What this task involves:
Find each line holding "Random" and copy it out.

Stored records
* * *

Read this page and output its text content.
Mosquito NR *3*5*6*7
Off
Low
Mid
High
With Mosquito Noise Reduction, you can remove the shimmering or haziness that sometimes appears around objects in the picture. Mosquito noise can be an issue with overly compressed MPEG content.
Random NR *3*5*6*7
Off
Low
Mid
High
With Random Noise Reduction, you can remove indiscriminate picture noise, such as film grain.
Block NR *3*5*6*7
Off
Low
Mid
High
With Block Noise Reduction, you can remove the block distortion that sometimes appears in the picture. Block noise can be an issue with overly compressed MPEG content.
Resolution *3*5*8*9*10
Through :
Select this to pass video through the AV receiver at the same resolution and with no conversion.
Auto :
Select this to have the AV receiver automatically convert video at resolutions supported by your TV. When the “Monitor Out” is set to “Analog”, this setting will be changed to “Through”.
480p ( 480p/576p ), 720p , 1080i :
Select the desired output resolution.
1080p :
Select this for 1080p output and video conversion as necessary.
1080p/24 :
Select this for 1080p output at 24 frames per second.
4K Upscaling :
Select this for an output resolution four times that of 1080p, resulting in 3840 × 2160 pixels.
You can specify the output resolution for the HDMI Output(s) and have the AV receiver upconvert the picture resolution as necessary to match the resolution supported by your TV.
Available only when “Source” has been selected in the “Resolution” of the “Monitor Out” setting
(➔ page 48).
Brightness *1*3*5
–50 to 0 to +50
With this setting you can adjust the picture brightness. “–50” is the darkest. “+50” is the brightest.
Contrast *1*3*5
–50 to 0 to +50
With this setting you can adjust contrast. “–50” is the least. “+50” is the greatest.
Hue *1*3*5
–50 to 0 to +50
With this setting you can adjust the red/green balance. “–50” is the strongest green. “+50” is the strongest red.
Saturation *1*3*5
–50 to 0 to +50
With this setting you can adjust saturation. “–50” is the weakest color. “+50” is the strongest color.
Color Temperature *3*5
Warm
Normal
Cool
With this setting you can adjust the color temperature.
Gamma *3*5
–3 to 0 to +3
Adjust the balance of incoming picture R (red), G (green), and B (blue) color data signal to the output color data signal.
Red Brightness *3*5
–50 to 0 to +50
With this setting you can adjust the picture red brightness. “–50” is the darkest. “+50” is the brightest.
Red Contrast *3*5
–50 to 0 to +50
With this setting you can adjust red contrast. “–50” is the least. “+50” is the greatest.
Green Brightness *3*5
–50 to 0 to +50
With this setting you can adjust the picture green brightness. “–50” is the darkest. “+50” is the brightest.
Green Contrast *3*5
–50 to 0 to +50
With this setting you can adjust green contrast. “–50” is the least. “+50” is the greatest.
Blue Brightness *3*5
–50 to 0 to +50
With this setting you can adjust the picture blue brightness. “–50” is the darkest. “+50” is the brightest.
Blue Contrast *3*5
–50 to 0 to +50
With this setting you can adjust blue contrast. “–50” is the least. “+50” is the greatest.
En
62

* * *

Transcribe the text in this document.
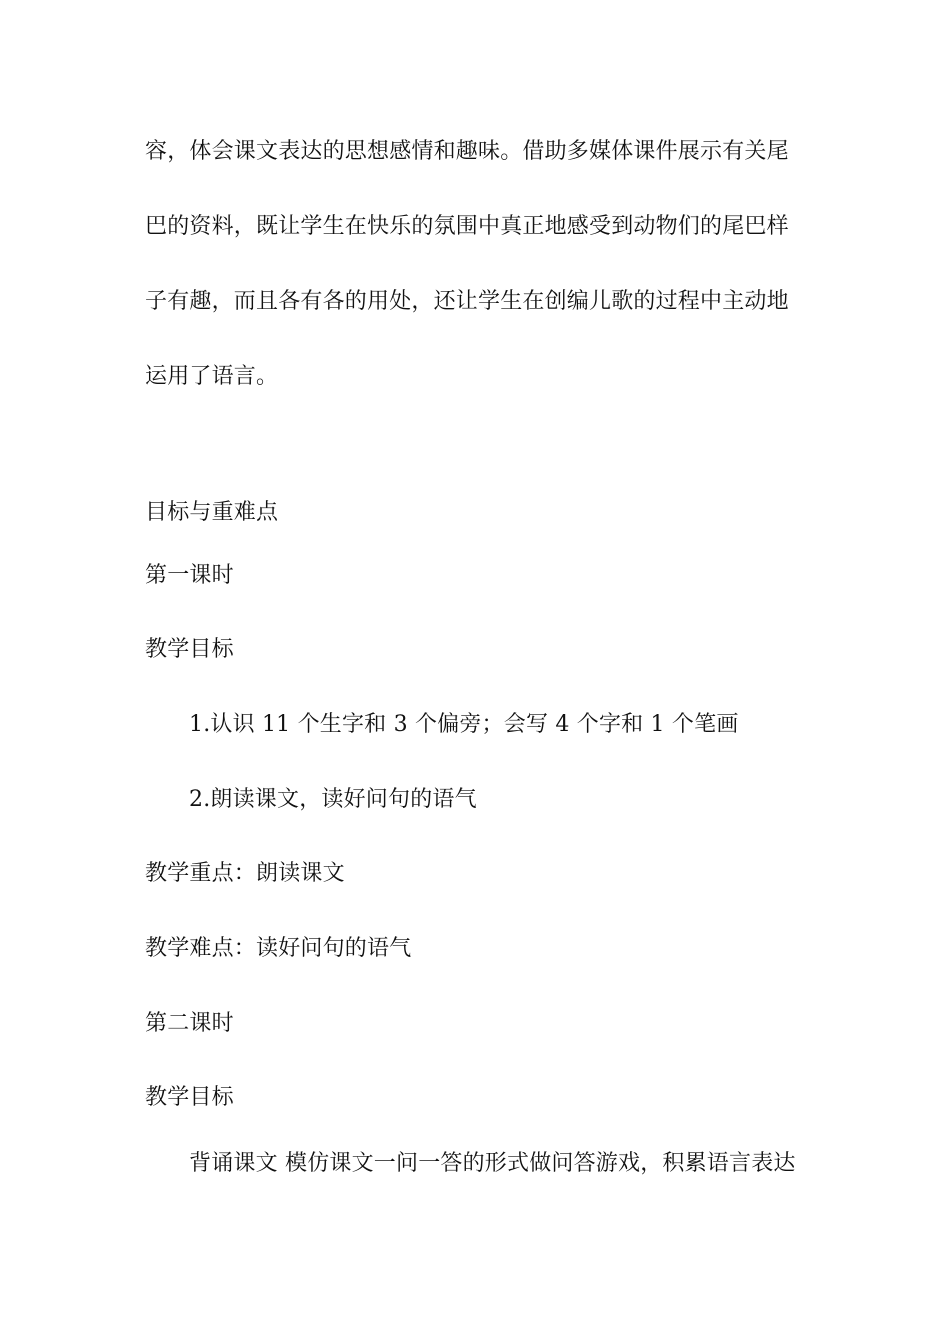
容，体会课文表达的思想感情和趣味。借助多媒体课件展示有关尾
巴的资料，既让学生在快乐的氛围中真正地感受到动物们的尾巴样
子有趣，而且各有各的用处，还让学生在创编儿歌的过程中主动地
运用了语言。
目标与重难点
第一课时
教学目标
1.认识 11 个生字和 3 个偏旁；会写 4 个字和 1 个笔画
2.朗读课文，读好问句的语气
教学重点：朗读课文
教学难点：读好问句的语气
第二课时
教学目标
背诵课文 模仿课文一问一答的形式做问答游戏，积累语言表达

* * *

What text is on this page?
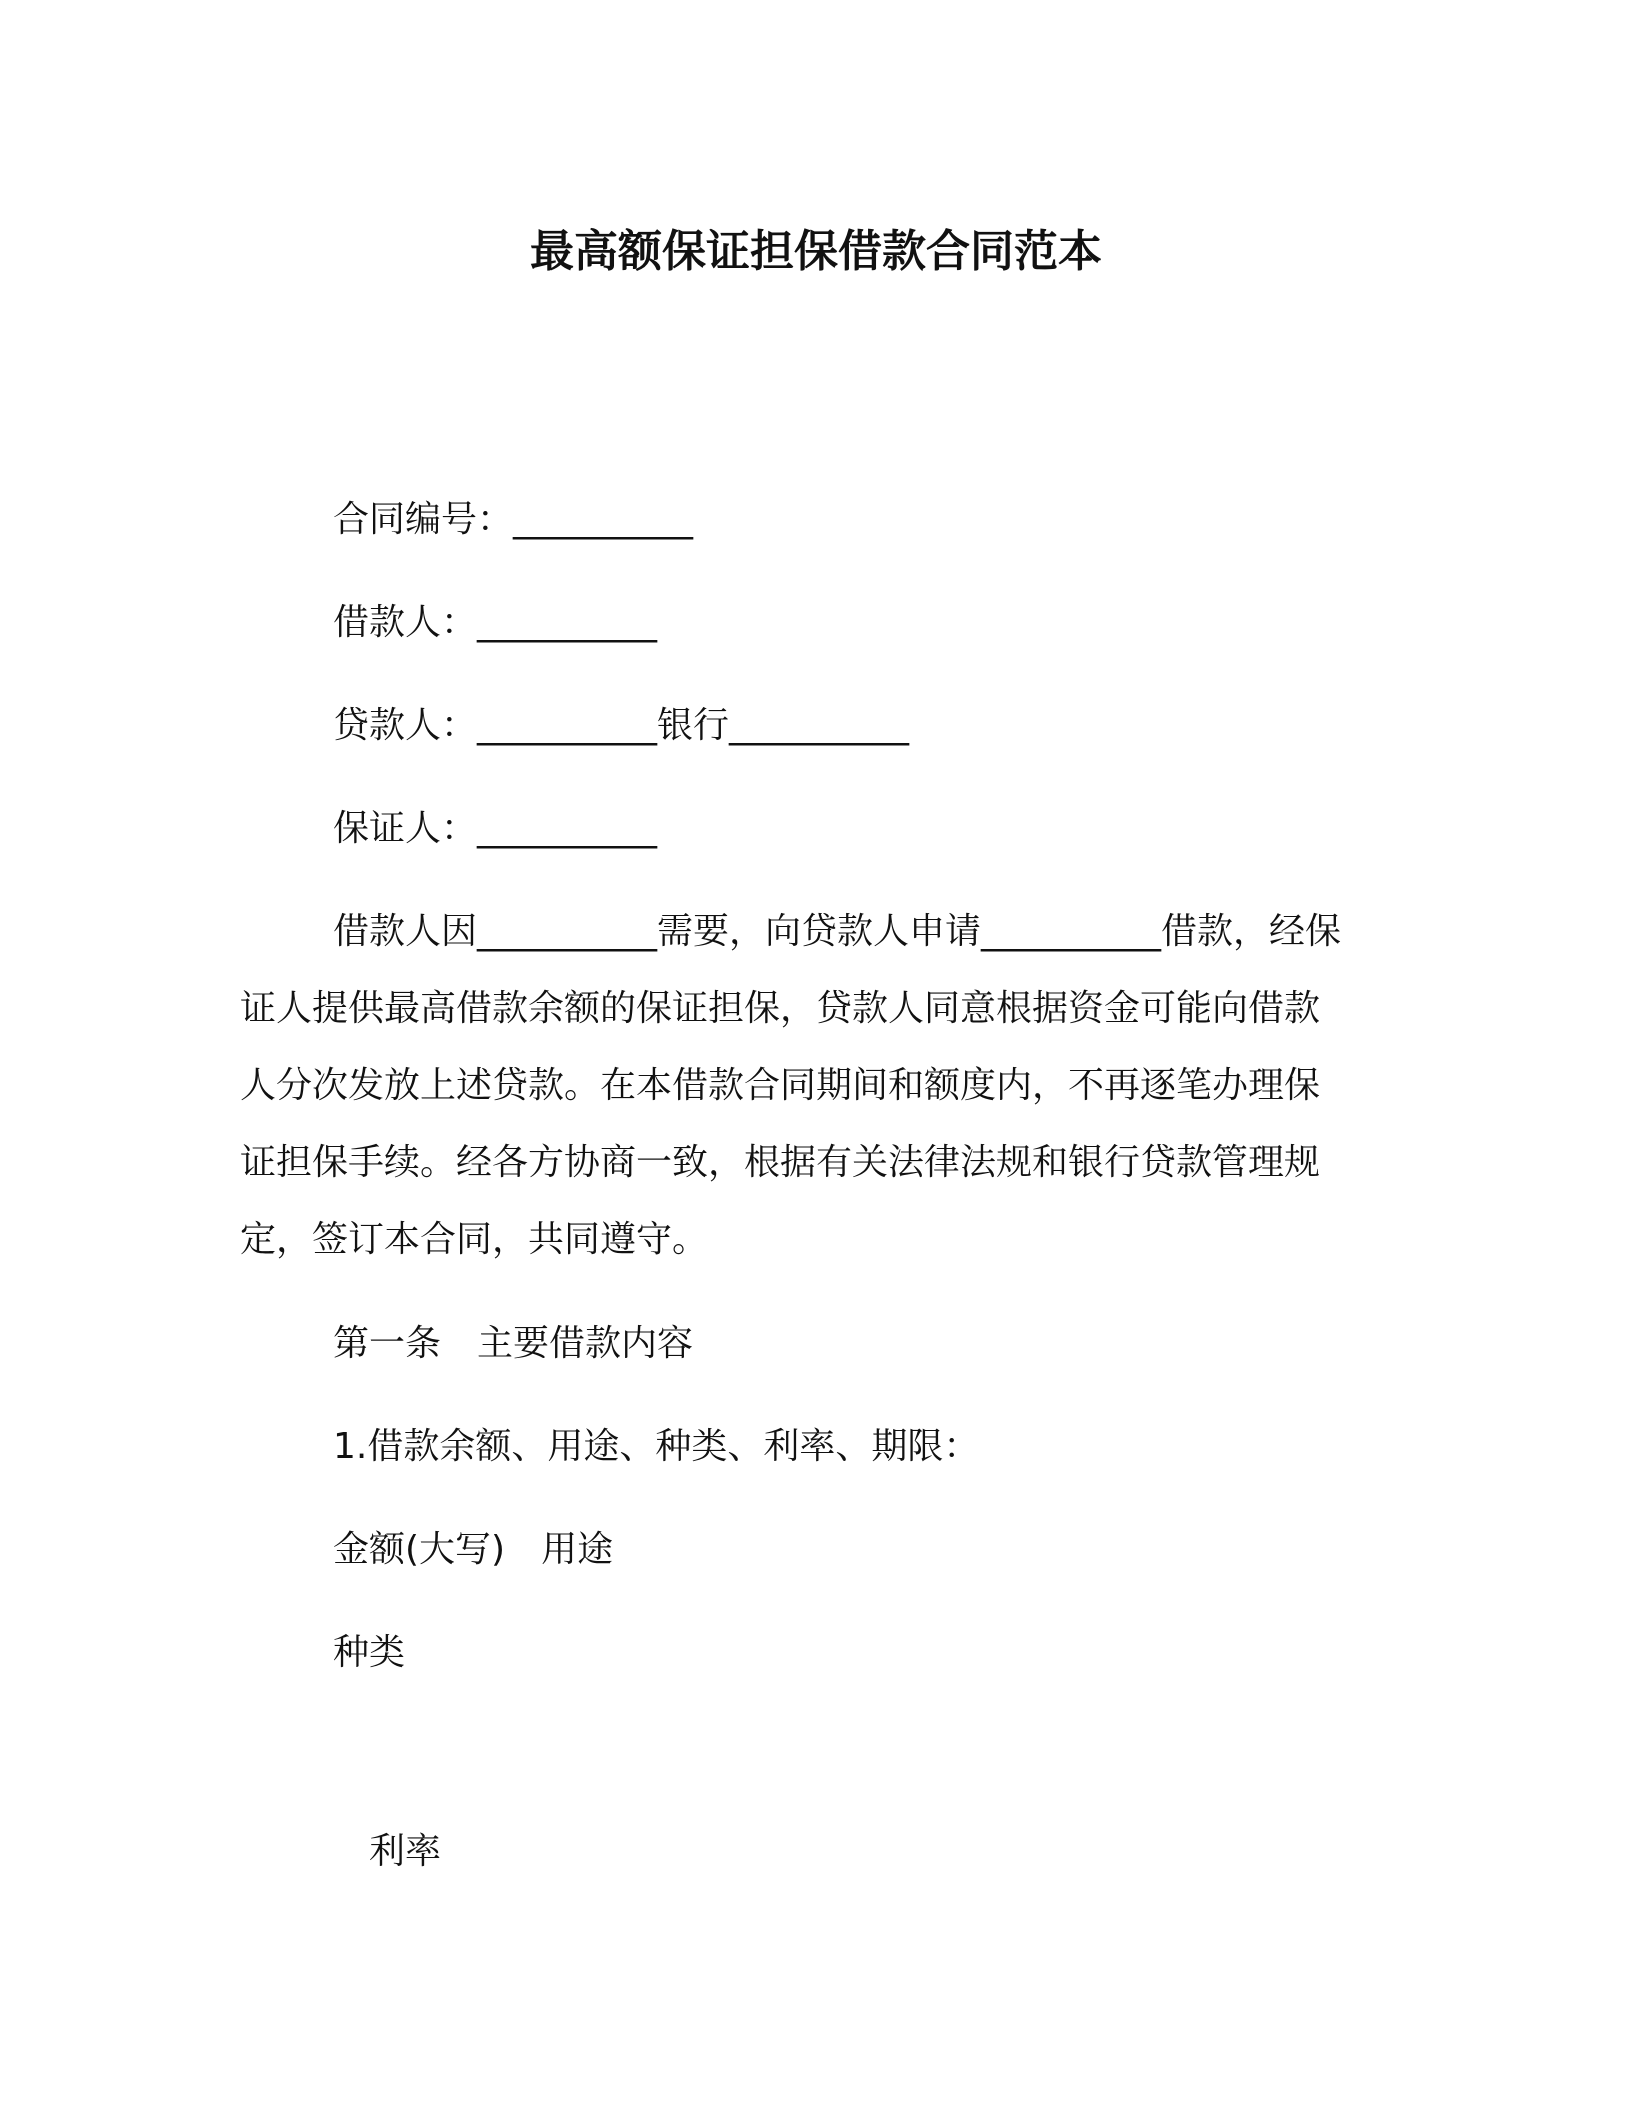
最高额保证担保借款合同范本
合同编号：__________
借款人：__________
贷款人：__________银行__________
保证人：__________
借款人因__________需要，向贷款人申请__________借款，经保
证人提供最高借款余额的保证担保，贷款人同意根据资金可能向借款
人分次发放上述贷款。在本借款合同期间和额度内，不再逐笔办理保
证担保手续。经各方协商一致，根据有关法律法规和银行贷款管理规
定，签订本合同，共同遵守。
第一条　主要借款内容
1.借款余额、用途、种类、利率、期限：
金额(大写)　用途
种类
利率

* * *

Final result:
Random NR *3*5*6*7
With Random Noise Reduction, you can remove indiscriminate picture noise, such as film grain.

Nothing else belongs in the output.